Every line of the records must be repeated exactly; pictures stay out.

** Begin **

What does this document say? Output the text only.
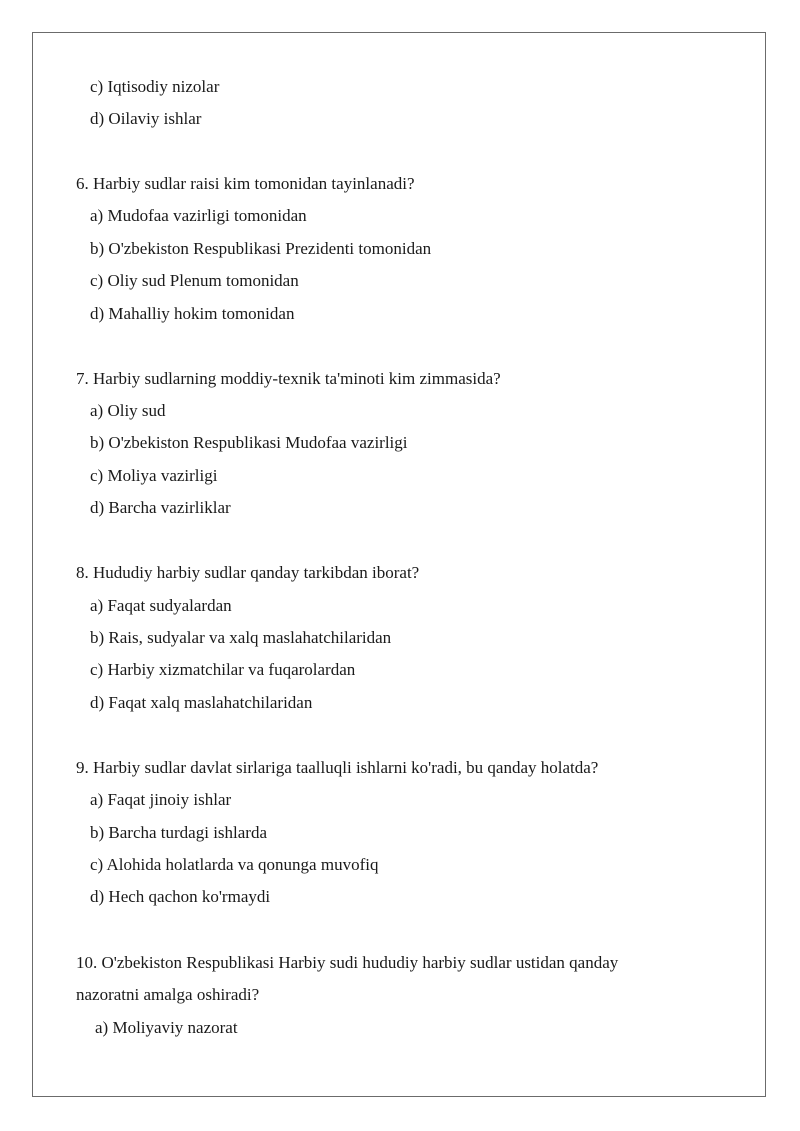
c) Iqtisodiy nizolar
d) Oilaviy ishlar
6. Harbiy sudlar raisi kim tomonidan tayinlanadi?
a) Mudofaa vazirligi tomonidan
b) O'zbekiston Respublikasi Prezidenti tomonidan
c) Oliy sud Plenum tomonidan
d) Mahalliy hokim tomonidan
7. Harbiy sudlarning moddiy-texnik ta'minoti kim zimmasida?
a) Oliy sud
b) O'zbekiston Respublikasi Mudofaa vazirligi
c) Moliya vazirligi
d) Barcha vazirliklar
8. Hududiy harbiy sudlar qanday tarkibdan iborat?
a) Faqat sudyalardan
b) Rais, sudyalar va xalq maslahatchilaridan
c) Harbiy xizmatchilar va fuqarolardan
d) Faqat xalq maslahatchilaridan
9. Harbiy sudlar davlat sirlariga taalluqli ishlarni ko'radi, bu qanday holatda?
a) Faqat jinoiy ishlar
b) Barcha turdagi ishlarda
c) Alohida holatlarda va qonunga muvofiq
d) Hech qachon ko'rmaydi
10. O'zbekiston Respublikasi Harbiy sudi hududiy harbiy sudlar ustidan qanday
nazoratni amalga oshiradi?
a) Moliyaviy nazorat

** End **

RESPONSE FOR THIS EXERCISE:
What does this document say? Output the text only.
c) Iqtisodiy nizolar
d) Oilaviy ishlar
6. Harbiy sudlar raisi kim tomonidan tayinlanadi?
a) Mudofaa vazirligi tomonidan
b) O'zbekiston Respublikasi Prezidenti tomonidan
c) Oliy sud Plenum tomonidan
d) Mahalliy hokim tomonidan
7. Harbiy sudlarning moddiy-texnik ta'minoti kim zimmasida?
a) Oliy sud
b) O'zbekiston Respublikasi Mudofaa vazirligi
c) Moliya vazirligi
d) Barcha vazirliklar
8. Hududiy harbiy sudlar qanday tarkibdan iborat?
a) Faqat sudyalardan
b) Rais, sudyalar va xalq maslahatchilaridan
c) Harbiy xizmatchilar va fuqarolardan
d) Faqat xalq maslahatchilaridan
9. Harbiy sudlar davlat sirlariga taalluqli ishlarni ko'radi, bu qanday holatda?
a) Faqat jinoiy ishlar
b) Barcha turdagi ishlarda
c) Alohida holatlarda va qonunga muvofiq
d) Hech qachon ko'rmaydi
10. O'zbekiston Respublikasi Harbiy sudi hududiy harbiy sudlar ustidan qanday
nazoratni amalga oshiradi?
a) Moliyaviy nazorat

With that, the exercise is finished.